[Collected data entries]
## Start

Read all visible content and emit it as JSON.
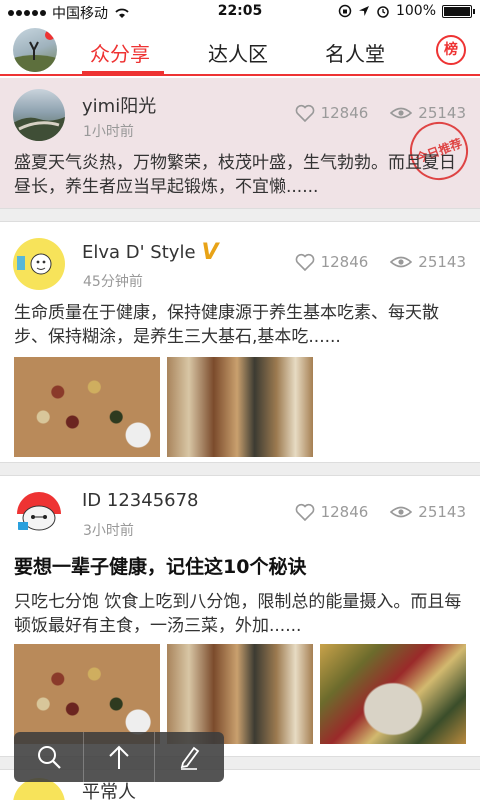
{
  "status_bar": {
    "carrier": "中国移动",
    "time": "22:05",
    "battery": "100%"
  },
  "nav": {
    "tabs": [
      "众分享",
      "达人区",
      "名人堂"
    ],
    "active_tab": "众分享",
    "rank_label": "榜"
  },
  "posts": [
    {
      "name": "yimi阳光",
      "time": "1小时前",
      "likes": "12846",
      "views": "25143",
      "badge": "今日推荐",
      "text": "盛夏天气炎热，万物繁荣，枝茂叶盛，生气勃勃。而且夏日昼长，养生者应当早起锻炼，不宜懒......"
    },
    {
      "name": "Elva D' Style",
      "time": "45分钟前",
      "likes": "12846",
      "views": "25143",
      "verified_mark": "V",
      "text": "生命质量在于健康，保持健康源于养生基本吃素、每天散步、保持糊涂，是养生三大基石,基本吃......"
    },
    {
      "name": "ID 12345678",
      "time": "3小时前",
      "likes": "12846",
      "views": "25143",
      "title": "要想一辈子健康，记住这10个秘诀",
      "text": "只吃七分饱 饮食上吃到八分饱，限制总的能量摄入。而且每顿饭最好有主食，一汤三菜，外加......"
    },
    {
      "name": "平常人"
    }
  ],
  "colors": {
    "accent": "#ee3333",
    "featured_bg": "#f0e3e6"
  },
  "toolbar": [
    "search-icon",
    "arrow-up-icon",
    "pencil-icon"
  ]
}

## End

- GIVEN INSTRUCTION -
Without the pictures, return the entries exactly as they appear.

- REPLY TO THE TASK -
Read all visible content and emit it as JSON.
{
  "status_bar": {
    "carrier": "中国移动",
    "time": "22:05",
    "battery": "100%"
  },
  "nav": {
    "tabs": [
      "众分享",
      "达人区",
      "名人堂"
    ],
    "active_tab": "众分享",
    "rank_label": "榜"
  },
  "posts": [
    {
      "name": "yimi阳光",
      "time": "1小时前",
      "likes": "12846",
      "views": "25143",
      "badge": "今日推荐",
      "text": "盛夏天气炎热，万物繁荣，枝茂叶盛，生气勃勃。而且夏日昼长，养生者应当早起锻炼，不宜懒......"
    },
    {
      "name": "Elva D' Style",
      "time": "45分钟前",
      "likes": "12846",
      "views": "25143",
      "verified_mark": "V",
      "text": "生命质量在于健康，保持健康源于养生基本吃素、每天散步、保持糊涂，是养生三大基石,基本吃......"
    },
    {
      "name": "ID 12345678",
      "time": "3小时前",
      "likes": "12846",
      "views": "25143",
      "title": "要想一辈子健康，记住这10个秘诀",
      "text": "只吃七分饱 饮食上吃到八分饱，限制总的能量摄入。而且每顿饭最好有主食，一汤三菜，外加......"
    },
    {
      "name": "平常人"
    }
  ],
  "colors": {
    "accent": "#ee3333",
    "featured_bg": "#f0e3e6"
  },
  "toolbar": [
    "search-icon",
    "arrow-up-icon",
    "pencil-icon"
  ]
}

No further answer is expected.